# The problem
In the data that follows, count every line holding the string "Herzens" and give the count alone.

[Dataset excerpts — start]

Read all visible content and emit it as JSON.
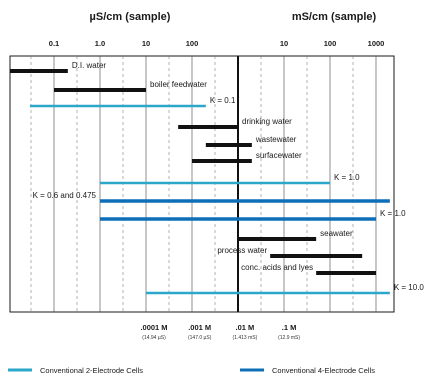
{
  "chart_data": {
    "type": "range-bar",
    "header_left": "µS/cm (sample)",
    "header_right": "mS/cm (sample)",
    "ticks_left": [
      "0.1",
      "1.0",
      "10",
      "100"
    ],
    "ticks_right": [
      "10",
      "100",
      "1000"
    ],
    "rows": [
      {
        "label": "D.I. water",
        "kind": "sample",
        "from_uScm": 0.01,
        "to_uScm": 0.2
      },
      {
        "label": "boiler feedwater",
        "kind": "sample",
        "from_uScm": 0.1,
        "to_uScm": 10
      },
      {
        "label": "K = 0.1",
        "kind": "2-electrode",
        "from_uScm": 0.03,
        "to_uScm": 200
      },
      {
        "label": "drinking water",
        "kind": "sample",
        "from_uScm": 50,
        "to_uScm": 1000
      },
      {
        "label": "wastewater",
        "kind": "sample",
        "from_uScm": 200,
        "to_uScm": 2000
      },
      {
        "label": "surfacewater",
        "kind": "sample",
        "from_uScm": 100,
        "to_uScm": 2000
      },
      {
        "label": "K = 1.0",
        "kind": "2-electrode",
        "from_uScm": 1,
        "to_uScm": 100000
      },
      {
        "label": "K = 0.6 and 0.475",
        "kind": "4-electrode",
        "from_uScm": 1,
        "to_uScm": 2000000
      },
      {
        "label": "K = 1.0",
        "kind": "4-electrode",
        "from_uScm": 1,
        "to_uScm": 1000000
      },
      {
        "label": "seawater",
        "kind": "sample",
        "from_uScm": 1000,
        "to_uScm": 50000
      },
      {
        "label": "process water",
        "kind": "sample",
        "from_uScm": 5000,
        "to_uScm": 500000
      },
      {
        "label": "conc. acids and lyes",
        "kind": "sample",
        "from_uScm": 50000,
        "to_uScm": 1000000
      },
      {
        "label": "K = 10.0",
        "kind": "2-electrode",
        "from_uScm": 10,
        "to_uScm": 2000000
      }
    ],
    "molar_marks": [
      {
        "label": ".0001 M",
        "sub": "(14.94 µS)",
        "at_uScm": 14.94
      },
      {
        "label": ".001 M",
        "sub": "(147.0 µS)",
        "at_uScm": 147
      },
      {
        "label": ".01 M",
        "sub": "(1.413 mS)",
        "at_uScm": 1413
      },
      {
        "label": ".1 M",
        "sub": "(12.9 mS)",
        "at_uScm": 12900
      }
    ],
    "x_range_uScm": [
      0.01,
      3000000
    ],
    "legend": [
      {
        "label": "Conventional 2-Electrode Cells",
        "color": "#2aa7c9"
      },
      {
        "label": "Conventional 4-Electrode Cells",
        "color": "#0e6fb8"
      }
    ],
    "colors": {
      "sample": "#111111",
      "2-electrode": "#2aa7c9",
      "4-electrode": "#0e6fb8"
    }
  }
}
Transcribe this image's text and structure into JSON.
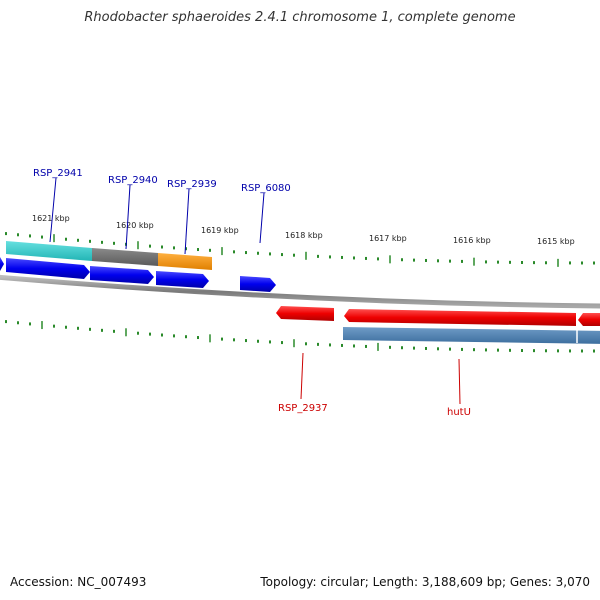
{
  "header": {
    "title": "Rhodobacter sphaeroides 2.4.1 chromosome 1, complete genome"
  },
  "footer": {
    "accession": "Accession: NC_007493",
    "summary": "Topology: circular; Length: 3,188,609 bp; Genes: 3,070"
  },
  "scale": {
    "tick_labels": [
      "1621 kbp",
      "1620 kbp",
      "1619 kbp",
      "1618 kbp",
      "1617 kbp",
      "1616 kbp",
      "1615 kbp"
    ]
  },
  "gene_labels": {
    "forward": [
      "RSP_2941",
      "RSP_2940",
      "RSP_2939",
      "RSP_6080"
    ],
    "reverse": [
      "RSP_2937",
      "hutU"
    ]
  },
  "colors": {
    "forward_gene": "#0000ee",
    "reverse_gene": "#ee0000",
    "forward_label": "#0000aa",
    "reverse_label": "#cc0000",
    "tick": "#2a8a2a",
    "backbone": "#888888",
    "annotation_cyan": "#33cccc",
    "annotation_gray": "#707070",
    "annotation_orange": "#ff9900",
    "annotation_steelblue": "#4a7fae"
  }
}
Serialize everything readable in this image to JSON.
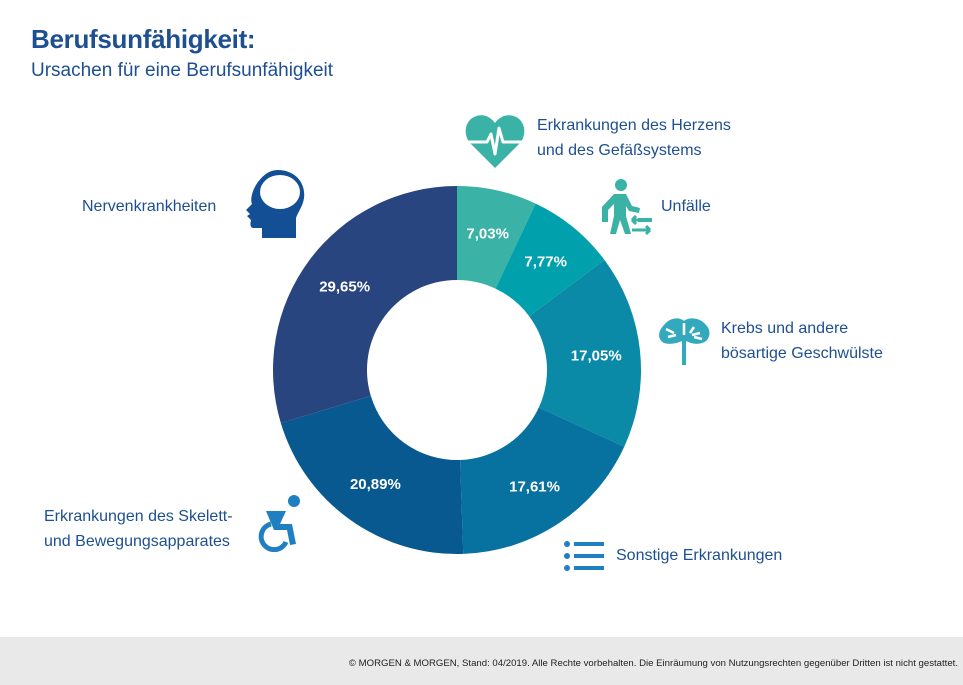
{
  "header": {
    "title": "Berufsunfähigkeit:",
    "subtitle": "Ursachen für eine Berufsunfähigkeit"
  },
  "chart_data": {
    "type": "pie",
    "donut": true,
    "title": "Berufsunfähigkeit:",
    "subtitle": "Ursachen für eine Berufsunfähigkeit",
    "start_angle_deg": 0,
    "direction": "clockwise",
    "slices": [
      {
        "label": "Erkrankungen des Herzens und des Gefäßsystems",
        "value": 7.03,
        "display": "7,03%",
        "color": "#3bb2a6",
        "icon": "heart-pulse-icon"
      },
      {
        "label": "Unfälle",
        "value": 7.77,
        "display": "7,77%",
        "color": "#00a1ad",
        "icon": "walking-person-arrows-icon"
      },
      {
        "label": "Krebs und andere bösartige Geschwülste",
        "value": 17.05,
        "display": "17,05%",
        "color": "#0a8aa6",
        "icon": "tree-tumor-icon"
      },
      {
        "label": "Sonstige Erkrankungen",
        "value": 17.61,
        "display": "17,61%",
        "color": "#0771a0",
        "icon": "list-icon"
      },
      {
        "label": "Erkrankungen des Skelett- und Bewegungsapparates",
        "value": 20.89,
        "display": "20,89%",
        "color": "#07598f",
        "icon": "wheelchair-icon"
      },
      {
        "label": "Nervenkrankheiten",
        "value": 29.65,
        "display": "29,65%",
        "color": "#29457f",
        "icon": "head-brain-icon"
      }
    ]
  },
  "labels": {
    "heart_line1": "Erkrankungen des Herzens",
    "heart_line2": "und des Gefäßsystems",
    "accidents": "Unfälle",
    "cancer_line1": "Krebs und andere",
    "cancer_line2": "bösartige Geschwülste",
    "other": "Sonstige Erkrankungen",
    "skeletal_line1": "Erkrankungen des Skelett-",
    "skeletal_line2": "und Bewegungsapparates",
    "nerves": "Nervenkrankheiten"
  },
  "colors": {
    "text_primary": "#1d4f91",
    "icon_teal": "#3bb2a6",
    "icon_cyan": "#33a9bd",
    "icon_blue": "#1f7fc1",
    "icon_navy": "#124f95"
  },
  "footer": {
    "copyright": "© MORGEN & MORGEN, Stand: 04/2019. Alle Rechte vorbehalten. Die Einräumung von Nutzungsrechten gegenüber Dritten ist nicht gestattet."
  }
}
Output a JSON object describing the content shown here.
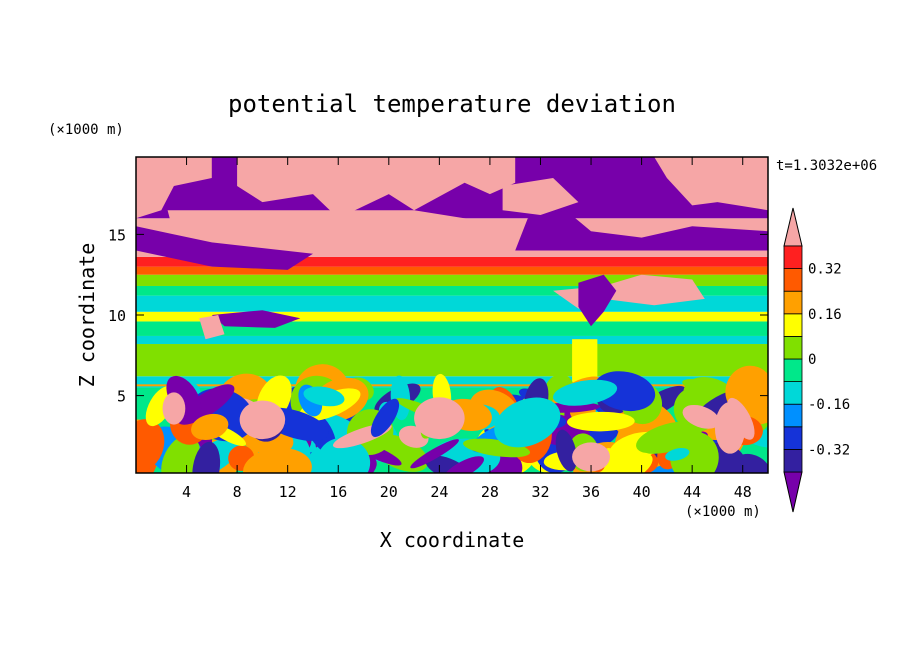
{
  "chart_data": {
    "type": "heatmap",
    "title": "potential temperature deviation",
    "xlabel": "X coordinate",
    "ylabel": "Z coordinate",
    "x_unit": "(×1000 m)",
    "y_unit": "(×1000 m)",
    "time_label": "t=1.3032e+06",
    "xlim": [
      0,
      50
    ],
    "ylim": [
      0.2,
      19.8
    ],
    "x_ticks": [
      4,
      8,
      12,
      16,
      20,
      24,
      28,
      32,
      36,
      40,
      44,
      48
    ],
    "y_ticks": [
      5,
      10,
      15
    ],
    "colorbar": {
      "levels": [
        -0.4,
        -0.32,
        -0.24,
        -0.16,
        -0.08,
        0,
        0.08,
        0.16,
        0.24,
        0.32,
        0.4
      ],
      "labels": [
        "0.32",
        "0.16",
        "0",
        "-0.16",
        "-0.32"
      ],
      "colors": [
        "#7700aa",
        "#3320a0",
        "#1533d8",
        "#0090ff",
        "#00d8d8",
        "#00e88a",
        "#80e000",
        "#ffff00",
        "#ffa000",
        "#ff5a00",
        "#ff2020",
        "#f6a6a6"
      ]
    },
    "field_layers": [
      {
        "z_range": [
          16,
          19.8
        ],
        "description": "mostly positive (>0.4) with patches below -0.4"
      },
      {
        "z_range": [
          12.5,
          14
        ],
        "description": "warm band 0.24 to 0.4"
      },
      {
        "z_range": [
          10,
          12.5
        ],
        "description": "-0.16 to 0.08"
      },
      {
        "z_range": [
          5.5,
          10
        ],
        "description": "-0.08 to 0.16"
      },
      {
        "z_range": [
          0.2,
          5.5
        ],
        "description": "turbulent cells, -0.4 to >0.4"
      }
    ]
  }
}
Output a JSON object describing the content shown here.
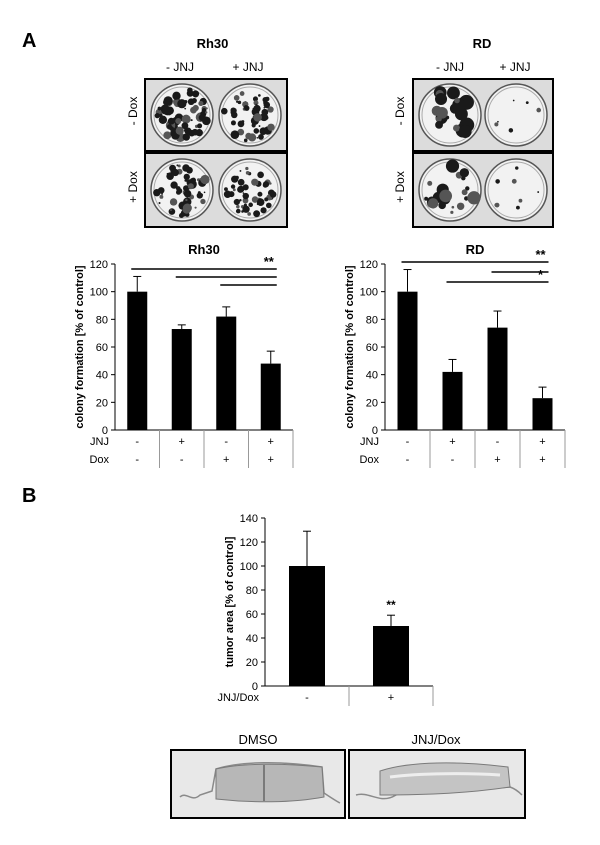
{
  "panels": {
    "a": "A",
    "b": "B"
  },
  "plates": {
    "rh30": {
      "title": "Rh30",
      "col_left": "- JNJ",
      "col_right": "+ JNJ",
      "row_top": "- Dox",
      "row_bottom": "+ Dox"
    },
    "rd": {
      "title": "RD",
      "col_left": "- JNJ",
      "col_right": "+ JNJ",
      "row_top": "- Dox",
      "row_bottom": "+ Dox"
    }
  },
  "histology": {
    "left_label": "DMSO",
    "right_label": "JNJ/Dox"
  },
  "chart_data": [
    {
      "type": "bar",
      "title": "Rh30",
      "ylabel": "colony formation [% of control]",
      "ylim": [
        0,
        120
      ],
      "yticks": [
        0,
        20,
        40,
        60,
        80,
        100,
        120
      ],
      "values": [
        100,
        73,
        82,
        48
      ],
      "errors": [
        11,
        3,
        7,
        9
      ],
      "condition_rows": [
        {
          "label": "JNJ",
          "values": [
            "-",
            "+",
            "-",
            "+"
          ]
        },
        {
          "label": "Dox",
          "values": [
            "-",
            "-",
            "+",
            "+"
          ]
        }
      ],
      "significance": [
        {
          "from": [
            0,
            1,
            2
          ],
          "to": 3,
          "label": "**"
        }
      ],
      "color": "#000000"
    },
    {
      "type": "bar",
      "title": "RD",
      "ylabel": "colony formation [% of control]",
      "ylim": [
        0,
        120
      ],
      "yticks": [
        0,
        20,
        40,
        60,
        80,
        100,
        120
      ],
      "values": [
        100,
        42,
        74,
        23
      ],
      "errors": [
        16,
        9,
        12,
        8
      ],
      "condition_rows": [
        {
          "label": "JNJ",
          "values": [
            "-",
            "+",
            "-",
            "+"
          ]
        },
        {
          "label": "Dox",
          "values": [
            "-",
            "-",
            "+",
            "+"
          ]
        }
      ],
      "significance": [
        {
          "from": [
            0,
            2
          ],
          "to": 3,
          "label": "**"
        },
        {
          "from": [
            1
          ],
          "to": 3,
          "label": "*"
        }
      ],
      "color": "#000000"
    },
    {
      "type": "bar",
      "title": "",
      "ylabel": "tumor area [% of control]",
      "ylim": [
        0,
        140
      ],
      "yticks": [
        0,
        20,
        40,
        60,
        80,
        100,
        120,
        140
      ],
      "values": [
        100,
        50
      ],
      "errors": [
        29,
        9
      ],
      "condition_rows": [
        {
          "label": "JNJ/Dox",
          "values": [
            "-",
            "+"
          ]
        }
      ],
      "bar_labels": [
        "",
        "**"
      ],
      "color": "#000000"
    }
  ]
}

[Dataset excerpts — finish]

# Finished task
2